EXERCISE OBJECTIVE: Within the listing below, locate all lines containing the word "Ditiro". Copy each one.

—————

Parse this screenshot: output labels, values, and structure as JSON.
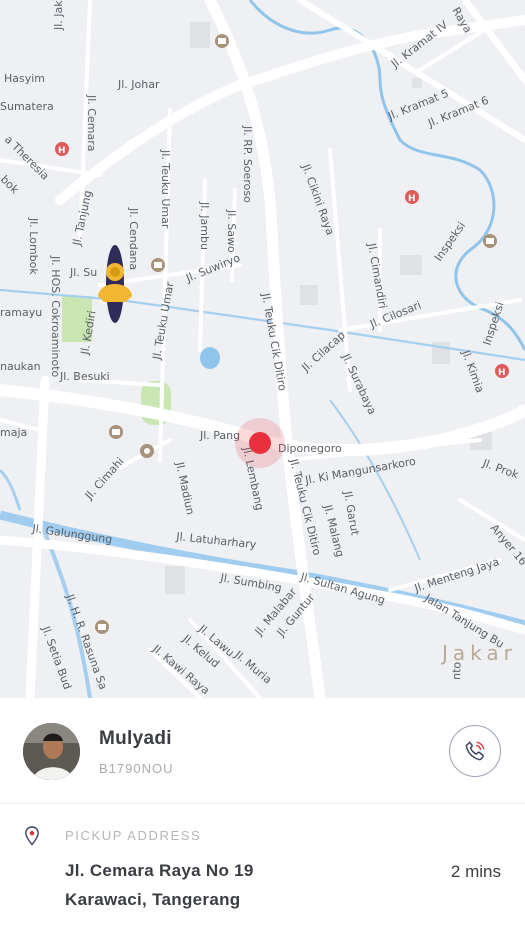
{
  "map": {
    "district_label": "Jakar",
    "road_labels": {
      "jaksa": "Jl. Jaksa",
      "kramat_iv": "Jl. Kramat IV",
      "raya": "Raya",
      "hasyim": "Hasyim",
      "johar": "Jl. Johar",
      "sumatera": "Sumatera",
      "cemara": "Jl. Cemara",
      "kramat5": "Jl. Kramat 5",
      "kramat6": "Jl. Kramat 6",
      "theresia": "a Theresia",
      "bok": "bok",
      "rp_soeroso": "Jl. RP. Soeroso",
      "cikini_raya": "Jl. Cikini Raya",
      "tanjung": "Jl. Tanjung",
      "cendana": "Jl. Cendana",
      "teuku_umar": "Jl. Teuku Umar",
      "jambu": "Jl. Jambu",
      "sawo": "Jl. Sawo",
      "lombok": "Jl. Lombok",
      "inspeksi1": "Inspeksi",
      "suwiryo": "Jl. Suwiryo",
      "cimandiri": "Jl. Cimandiri",
      "su": "Jl. Su",
      "ramayu": "ramayu",
      "hos_cokroaminoto": "Jl. HOS. Cokroaminoto",
      "kediri": "Jl. Kediri",
      "teuku_umar2": "Jl. Teuku Umar",
      "teuku_cik_ditiro": "Jl. Teuku Cik Ditiro",
      "cilosari": "Jl. Cilosari",
      "inspeksi2": "Inspeksi",
      "naukan": "naukan",
      "besuki": "Jl. Besuki",
      "cilacap": "Jl. Cilacap",
      "surabaya": "Jl. Surabaya",
      "kimia": "Jl. Kimia",
      "maja": "maja",
      "pang": "Jl. Pang",
      "diponegoro": "Diponegoro",
      "prok": "Jl. Prok",
      "cimahi": "Jl. Cimahi",
      "madiun": "Jl. Madiun",
      "lembang": "Jl. Lembang",
      "ki_mangunsarkoro": "Jl. Ki Mangunsarkoro",
      "garut": "Jl. Garut",
      "malang": "Jl. Malang",
      "teuku_cik_ditiro2": "Jl. Teuku Cik Ditiro",
      "galunggung": "Jl. Galunggung",
      "latuharhary": "Jl. Latuharhary",
      "anyer": "Anyer 16",
      "menteng_jaya": "Jl. Menteng Jaya",
      "sumbing": "Jl. Sumbing",
      "sultan_agung": "Jl. Sultan Agung",
      "jalan_tanjung": "Jalan Tanjung Bu",
      "malabar": "Jl. Malabar",
      "guntur": "Jl. Guntur",
      "hr_rasuna": "Jl. H. R. Rasuna Sa",
      "setia_bud": "Jl. Setia Bud",
      "lawu": "Jl. Lawu",
      "kelud": "Jl. Kelud",
      "kawi_raya": "Jl. Kawi Raya",
      "muria": "Jl. Muria",
      "into": "nto"
    }
  },
  "driver": {
    "name": "Mulyadi",
    "plate": "B1790NOU"
  },
  "pickup": {
    "label": "PICKUP ADDRESS",
    "address_line1": "Jl. Cemara Raya No 19",
    "address_line2": "Karawaci, Tangerang",
    "eta": "2 mins"
  },
  "colors": {
    "pin": "#e8313c",
    "river": "#8fc5ec",
    "park": "#c9e6b3",
    "motorbike_rider": "#f2b632",
    "icon_outline": "#9aa3b3"
  },
  "icons": {
    "call": "phone-icon",
    "pickup": "location-pin-icon",
    "hospital": "hospital-icon",
    "museum": "museum-icon",
    "mosque": "mosque-icon",
    "motorbike": "motorbike-icon"
  }
}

—————

ANSWER TO THE PROBLEM:
      "teuku_cik_ditiro": "Jl. Teuku Cik Ditiro",
      "teuku_cik_ditiro2": "Jl. Teuku Cik Ditiro",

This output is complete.